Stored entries
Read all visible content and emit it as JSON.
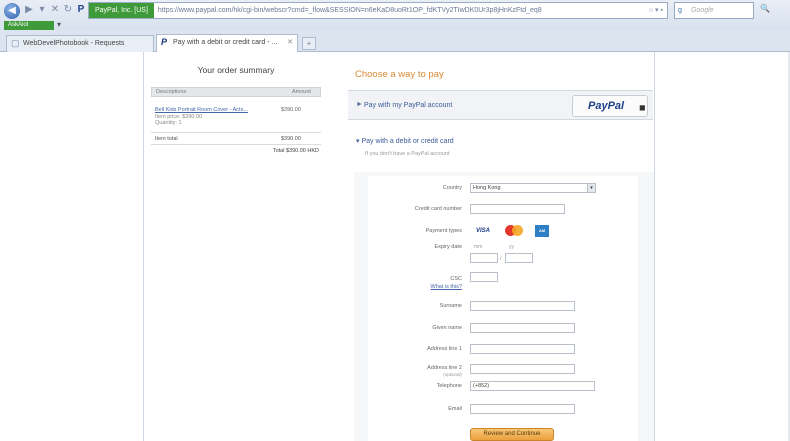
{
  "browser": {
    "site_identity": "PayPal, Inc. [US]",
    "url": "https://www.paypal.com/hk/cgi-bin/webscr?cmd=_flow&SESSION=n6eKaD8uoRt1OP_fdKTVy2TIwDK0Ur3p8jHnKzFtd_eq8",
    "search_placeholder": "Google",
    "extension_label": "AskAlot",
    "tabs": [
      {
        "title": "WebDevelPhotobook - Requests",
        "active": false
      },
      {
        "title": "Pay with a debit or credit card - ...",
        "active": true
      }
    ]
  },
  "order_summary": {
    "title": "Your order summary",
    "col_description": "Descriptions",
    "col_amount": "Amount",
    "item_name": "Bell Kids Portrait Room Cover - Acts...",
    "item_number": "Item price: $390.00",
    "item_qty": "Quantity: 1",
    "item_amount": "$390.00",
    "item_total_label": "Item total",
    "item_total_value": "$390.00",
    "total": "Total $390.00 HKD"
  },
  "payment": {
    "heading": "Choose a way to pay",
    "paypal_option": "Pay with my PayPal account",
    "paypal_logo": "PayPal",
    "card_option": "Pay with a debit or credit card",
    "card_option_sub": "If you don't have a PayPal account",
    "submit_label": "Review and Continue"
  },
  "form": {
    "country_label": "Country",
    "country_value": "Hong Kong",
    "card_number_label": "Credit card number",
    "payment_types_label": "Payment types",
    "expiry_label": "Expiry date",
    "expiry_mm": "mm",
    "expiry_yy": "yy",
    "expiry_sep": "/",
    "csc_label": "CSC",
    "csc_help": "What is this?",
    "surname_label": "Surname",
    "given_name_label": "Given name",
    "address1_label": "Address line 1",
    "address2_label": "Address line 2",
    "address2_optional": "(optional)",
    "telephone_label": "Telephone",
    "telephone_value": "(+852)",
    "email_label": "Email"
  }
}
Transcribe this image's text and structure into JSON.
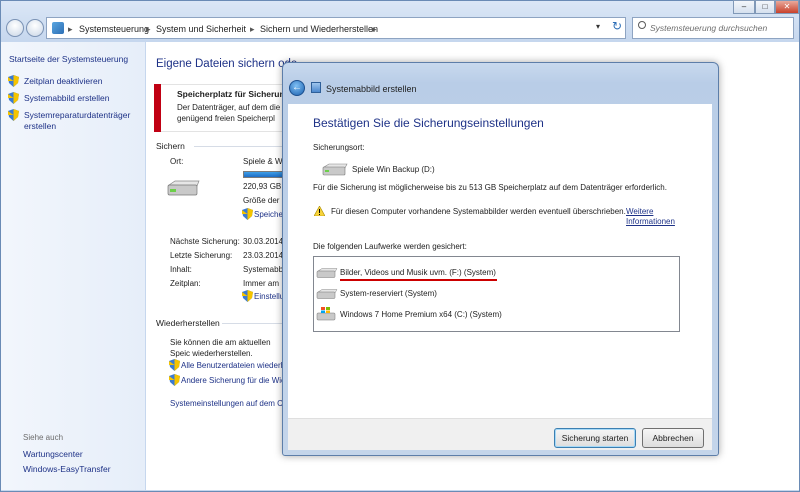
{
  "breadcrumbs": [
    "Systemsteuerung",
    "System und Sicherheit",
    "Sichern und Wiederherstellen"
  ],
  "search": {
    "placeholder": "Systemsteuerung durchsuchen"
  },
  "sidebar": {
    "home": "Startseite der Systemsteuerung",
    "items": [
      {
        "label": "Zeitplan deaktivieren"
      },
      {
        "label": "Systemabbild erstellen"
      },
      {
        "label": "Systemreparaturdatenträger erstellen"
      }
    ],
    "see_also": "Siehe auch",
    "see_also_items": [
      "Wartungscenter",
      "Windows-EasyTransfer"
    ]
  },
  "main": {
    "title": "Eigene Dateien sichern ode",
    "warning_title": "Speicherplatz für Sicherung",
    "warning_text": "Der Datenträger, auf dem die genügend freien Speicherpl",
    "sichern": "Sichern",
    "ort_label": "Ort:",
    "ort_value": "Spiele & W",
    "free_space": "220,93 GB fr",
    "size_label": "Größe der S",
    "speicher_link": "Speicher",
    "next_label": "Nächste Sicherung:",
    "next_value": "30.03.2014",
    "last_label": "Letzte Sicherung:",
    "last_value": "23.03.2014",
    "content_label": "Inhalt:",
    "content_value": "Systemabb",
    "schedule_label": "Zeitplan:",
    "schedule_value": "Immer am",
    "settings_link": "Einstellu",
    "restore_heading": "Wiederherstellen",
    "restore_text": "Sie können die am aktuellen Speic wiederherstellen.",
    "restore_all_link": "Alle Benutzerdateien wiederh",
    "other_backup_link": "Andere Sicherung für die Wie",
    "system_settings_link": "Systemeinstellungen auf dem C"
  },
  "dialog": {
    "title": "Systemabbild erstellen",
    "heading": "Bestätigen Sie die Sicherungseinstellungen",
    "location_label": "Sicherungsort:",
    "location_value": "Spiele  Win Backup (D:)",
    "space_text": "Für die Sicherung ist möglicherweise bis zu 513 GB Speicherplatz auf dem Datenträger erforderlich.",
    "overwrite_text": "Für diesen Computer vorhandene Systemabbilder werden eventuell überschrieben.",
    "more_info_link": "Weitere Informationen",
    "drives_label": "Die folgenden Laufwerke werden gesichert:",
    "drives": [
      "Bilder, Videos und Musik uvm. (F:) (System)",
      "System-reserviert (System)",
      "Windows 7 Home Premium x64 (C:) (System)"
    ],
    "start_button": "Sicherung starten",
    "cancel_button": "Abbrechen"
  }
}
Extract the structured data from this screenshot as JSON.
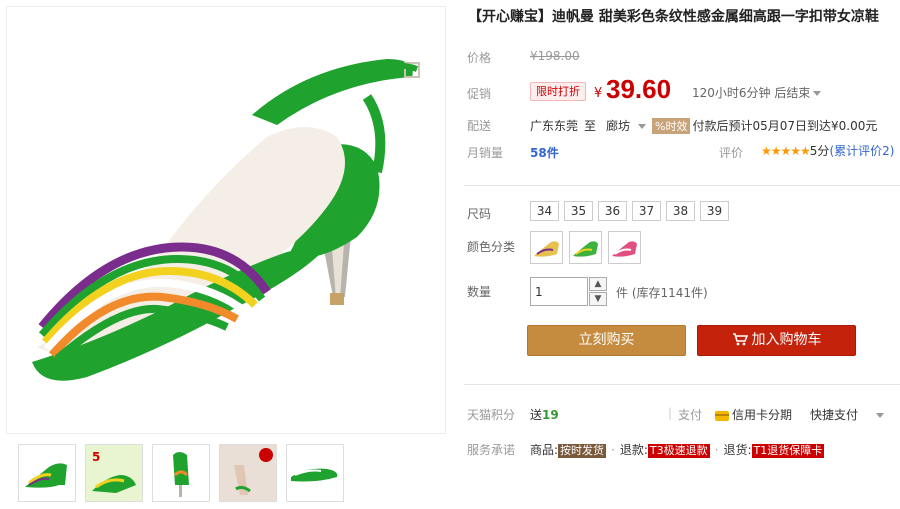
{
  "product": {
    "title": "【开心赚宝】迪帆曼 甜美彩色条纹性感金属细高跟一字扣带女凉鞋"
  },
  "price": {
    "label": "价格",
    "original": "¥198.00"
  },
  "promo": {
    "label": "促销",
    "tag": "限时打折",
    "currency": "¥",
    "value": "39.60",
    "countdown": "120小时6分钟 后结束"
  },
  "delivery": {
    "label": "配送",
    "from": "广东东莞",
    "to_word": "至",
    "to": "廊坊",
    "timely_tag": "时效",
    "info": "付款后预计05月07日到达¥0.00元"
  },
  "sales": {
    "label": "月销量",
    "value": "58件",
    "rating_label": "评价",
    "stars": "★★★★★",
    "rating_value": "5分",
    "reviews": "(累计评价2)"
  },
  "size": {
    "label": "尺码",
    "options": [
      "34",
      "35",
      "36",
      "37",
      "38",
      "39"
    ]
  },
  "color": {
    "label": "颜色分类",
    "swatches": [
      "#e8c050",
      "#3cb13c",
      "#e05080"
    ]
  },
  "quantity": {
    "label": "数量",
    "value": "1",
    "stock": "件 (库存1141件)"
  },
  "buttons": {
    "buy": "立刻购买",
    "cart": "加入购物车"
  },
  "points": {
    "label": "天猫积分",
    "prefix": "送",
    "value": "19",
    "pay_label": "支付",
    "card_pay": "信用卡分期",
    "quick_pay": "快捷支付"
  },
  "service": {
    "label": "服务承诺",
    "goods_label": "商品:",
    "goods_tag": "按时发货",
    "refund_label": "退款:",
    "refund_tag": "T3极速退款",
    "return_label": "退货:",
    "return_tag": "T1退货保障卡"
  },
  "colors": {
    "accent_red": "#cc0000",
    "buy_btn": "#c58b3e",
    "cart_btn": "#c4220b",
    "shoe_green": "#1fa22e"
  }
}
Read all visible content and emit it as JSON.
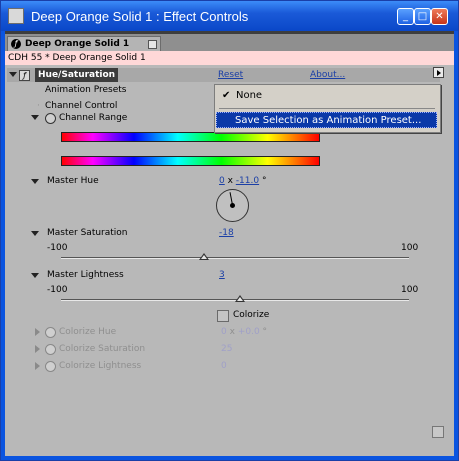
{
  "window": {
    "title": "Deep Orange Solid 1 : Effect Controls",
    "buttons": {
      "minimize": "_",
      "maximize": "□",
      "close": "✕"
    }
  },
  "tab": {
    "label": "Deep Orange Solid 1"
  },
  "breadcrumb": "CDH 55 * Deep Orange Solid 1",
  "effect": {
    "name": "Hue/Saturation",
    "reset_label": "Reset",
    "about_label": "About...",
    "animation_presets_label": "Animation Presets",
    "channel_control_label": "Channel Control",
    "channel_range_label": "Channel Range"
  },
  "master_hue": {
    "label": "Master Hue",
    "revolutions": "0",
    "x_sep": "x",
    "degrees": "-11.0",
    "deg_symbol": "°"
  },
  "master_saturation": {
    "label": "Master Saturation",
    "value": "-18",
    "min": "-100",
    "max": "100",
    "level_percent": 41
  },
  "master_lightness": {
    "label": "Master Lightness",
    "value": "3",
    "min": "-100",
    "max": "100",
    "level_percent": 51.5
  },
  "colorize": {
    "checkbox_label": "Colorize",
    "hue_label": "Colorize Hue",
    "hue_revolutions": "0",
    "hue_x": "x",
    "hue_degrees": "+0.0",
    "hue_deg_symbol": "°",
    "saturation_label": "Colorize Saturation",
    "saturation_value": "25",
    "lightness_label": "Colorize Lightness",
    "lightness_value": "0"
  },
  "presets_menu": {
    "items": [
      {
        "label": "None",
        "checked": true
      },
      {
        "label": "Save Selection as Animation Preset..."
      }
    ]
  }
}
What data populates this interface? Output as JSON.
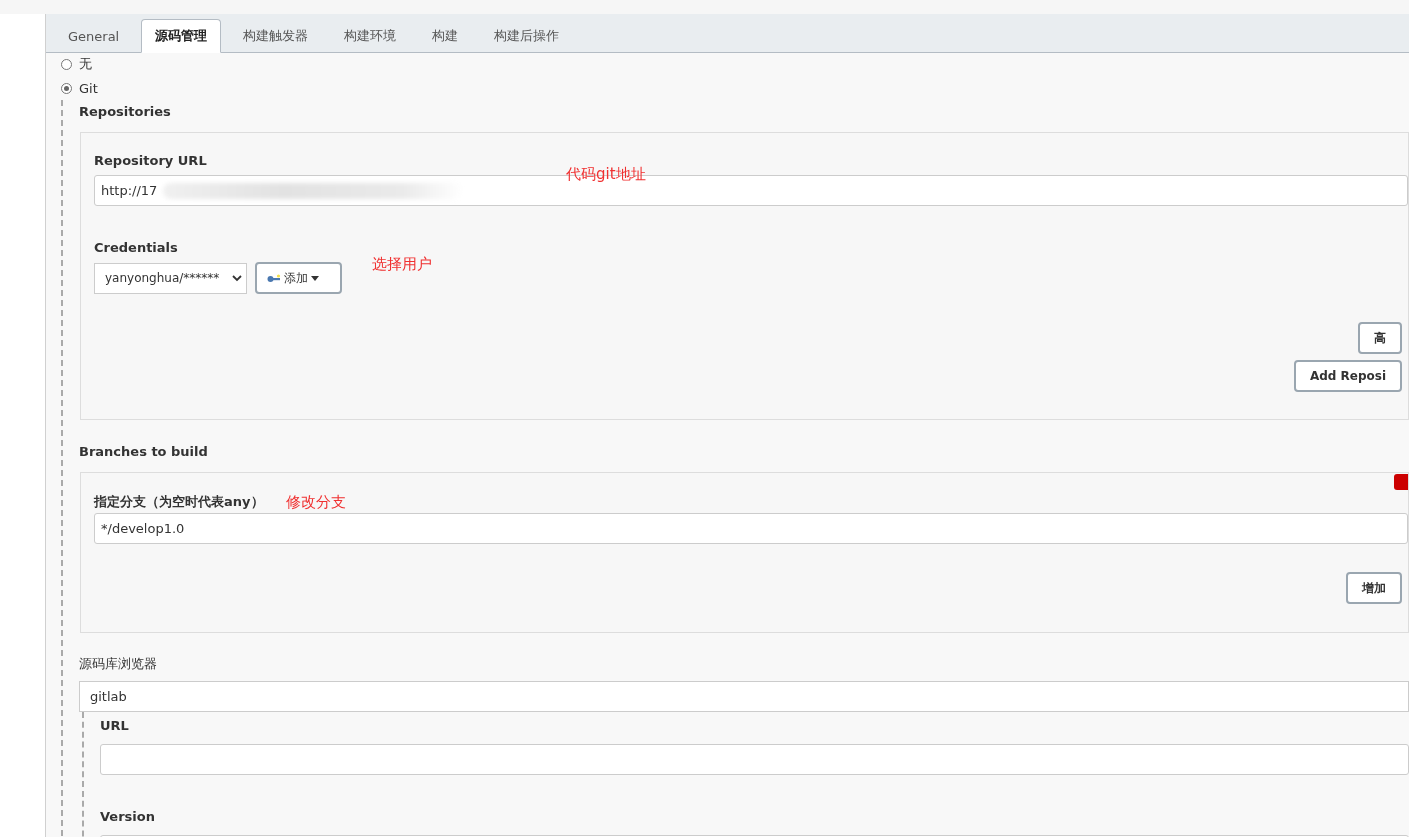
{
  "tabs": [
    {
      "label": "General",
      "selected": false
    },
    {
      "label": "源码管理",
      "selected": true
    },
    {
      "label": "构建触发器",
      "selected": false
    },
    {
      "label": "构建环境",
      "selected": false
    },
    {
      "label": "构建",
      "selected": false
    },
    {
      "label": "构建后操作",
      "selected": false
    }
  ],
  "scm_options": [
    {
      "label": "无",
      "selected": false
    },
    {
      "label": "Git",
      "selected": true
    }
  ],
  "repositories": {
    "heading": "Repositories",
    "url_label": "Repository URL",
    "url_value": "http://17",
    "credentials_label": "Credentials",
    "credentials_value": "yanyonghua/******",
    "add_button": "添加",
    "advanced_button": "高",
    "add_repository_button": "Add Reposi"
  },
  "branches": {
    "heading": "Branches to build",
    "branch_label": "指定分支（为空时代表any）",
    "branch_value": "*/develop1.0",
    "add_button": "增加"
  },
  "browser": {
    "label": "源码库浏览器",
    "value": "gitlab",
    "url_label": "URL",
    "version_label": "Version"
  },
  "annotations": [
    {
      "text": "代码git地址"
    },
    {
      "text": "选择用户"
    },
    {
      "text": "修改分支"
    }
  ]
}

The problem
Show the lines that mention the word "Systemsteuerung".

Output
    "Systemsteuerung",
    "placeholder": "Systemsteuerung durchsuchen"
    "home": "Startseite der Systemsteuerung",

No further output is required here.